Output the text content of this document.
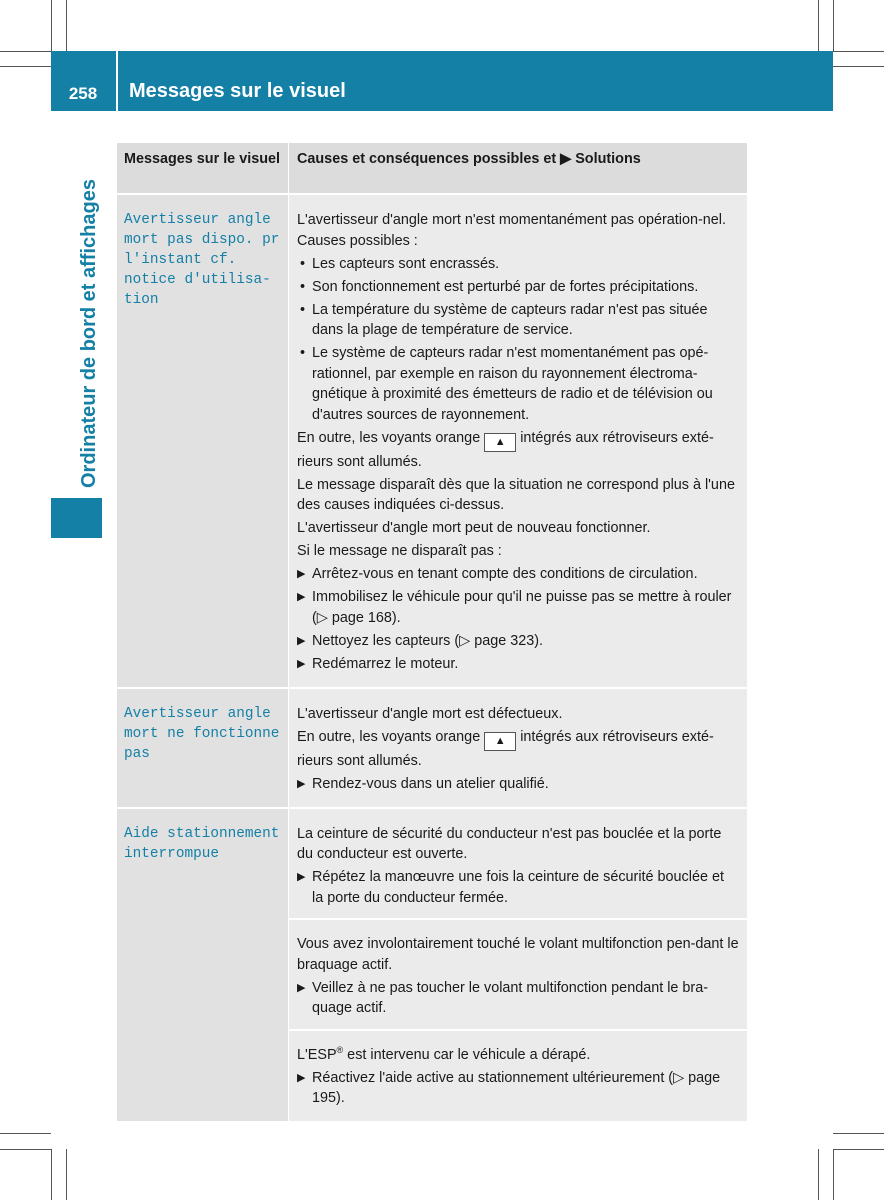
258	Messages sur le visuel
Ordinateur de bord et affichages
Messages sur le visuel	Causes et conséquences possibles et ▶ Solutions
Avertisseur angle
mort pas dispo. pr
l'instant cf.
notice d'utilisa-
tion

L'avertisseur d'angle mort n'est momentanément pas opération-nel. Causes possibles :

• Les capteurs sont encrassés.
• Son fonctionnement est perturbé par de fortes précipitations.
• La température du système de capteurs radar n'est pas située dans la plage de température de service.
• Le système de capteurs radar n'est momentanément pas opé-rationnel, par exemple en raison du rayonnement électroma-gnétique à proximité des émetteurs de radio et de télévision ou d'autres sources de rayonnement.

En outre, les voyants orange ▲ intégrés aux rétroviseurs exté-rieurs sont allumés.

Le message disparaît dès que la situation ne correspond plus à l'une des causes indiquées ci-dessus.

L'avertisseur d'angle mort peut de nouveau fonctionner.

Si le message ne disparaît pas :

▶ Arrêtez-vous en tenant compte des conditions de circulation.
▶ Immobilisez le véhicule pour qu'il ne puisse pas se mettre à rouler (▷ page 168).
▶ Nettoyez les capteurs (▷ page 323).
▶ Redémarrez le moteur.
Avertisseur angle
mort ne fonctionne
pas

L'avertisseur d'angle mort est défectueux.

En outre, les voyants orange ▲ intégrés aux rétroviseurs exté-rieurs sont allumés.

▶ Rendez-vous dans un atelier qualifié.
Aide stationnement
interrompue

La ceinture de sécurité du conducteur n'est pas bouclée et la porte du conducteur est ouverte.

▶ Répétez la manœuvre une fois la ceinture de sécurité bouclée et la porte du conducteur fermée.

Vous avez involontairement touché le volant multifonction pen-dant le braquage actif.

▶ Veillez à ne pas toucher le volant multifonction pendant le bra-quage actif.

L'ESP® est intervenu car le véhicule a dérapé.

▶ Réactivez l'aide active au stationnement ultérieurement (▷ page 195).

⁂

• **Task directions**: Quote every line word for word and keep the images out of the copy.

• **The solution**:
Output the text content of this document.
258	Messages sur le visuel
Ordinateur de bord et affichages
Messages sur le visuel	Causes et conséquences possibles et ▶ Solutions
Avertisseur angle
mort pas dispo. pr
l'instant cf.
notice d'utilisa-
tion

L'avertisseur d'angle mort n'est momentanément pas opération-nel. Causes possibles :

• Les capteurs sont encrassés.
• Son fonctionnement est perturbé par de fortes précipitations.
• La température du système de capteurs radar n'est pas située dans la plage de température de service.
• Le système de capteurs radar n'est momentanément pas opé-rationnel, par exemple en raison du rayonnement électroma-gnétique à proximité des émetteurs de radio et de télévision ou d'autres sources de rayonnement.

En outre, les voyants orange ▲ intégrés aux rétroviseurs exté-rieurs sont allumés.

Le message disparaît dès que la situation ne correspond plus à l'une des causes indiquées ci-dessus.

L'avertisseur d'angle mort peut de nouveau fonctionner.

Si le message ne disparaît pas :

▶ Arrêtez-vous en tenant compte des conditions de circulation.
▶ Immobilisez le véhicule pour qu'il ne puisse pas se mettre à rouler (▷ page 168).
▶ Nettoyez les capteurs (▷ page 323).
▶ Redémarrez le moteur.
Avertisseur angle
mort ne fonctionne
pas

L'avertisseur d'angle mort est défectueux.

En outre, les voyants orange ▲ intégrés aux rétroviseurs exté-rieurs sont allumés.

▶ Rendez-vous dans un atelier qualifié.
Aide stationnement
interrompue

La ceinture de sécurité du conducteur n'est pas bouclée et la porte du conducteur est ouverte.

▶ Répétez la manœuvre une fois la ceinture de sécurité bouclée et la porte du conducteur fermée.

Vous avez involontairement touché le volant multifonction pen-dant le braquage actif.

▶ Veillez à ne pas toucher le volant multifonction pendant le bra-quage actif.

L'ESP® est intervenu car le véhicule a dérapé.

▶ Réactivez l'aide active au stationnement ultérieurement (▷ page 195).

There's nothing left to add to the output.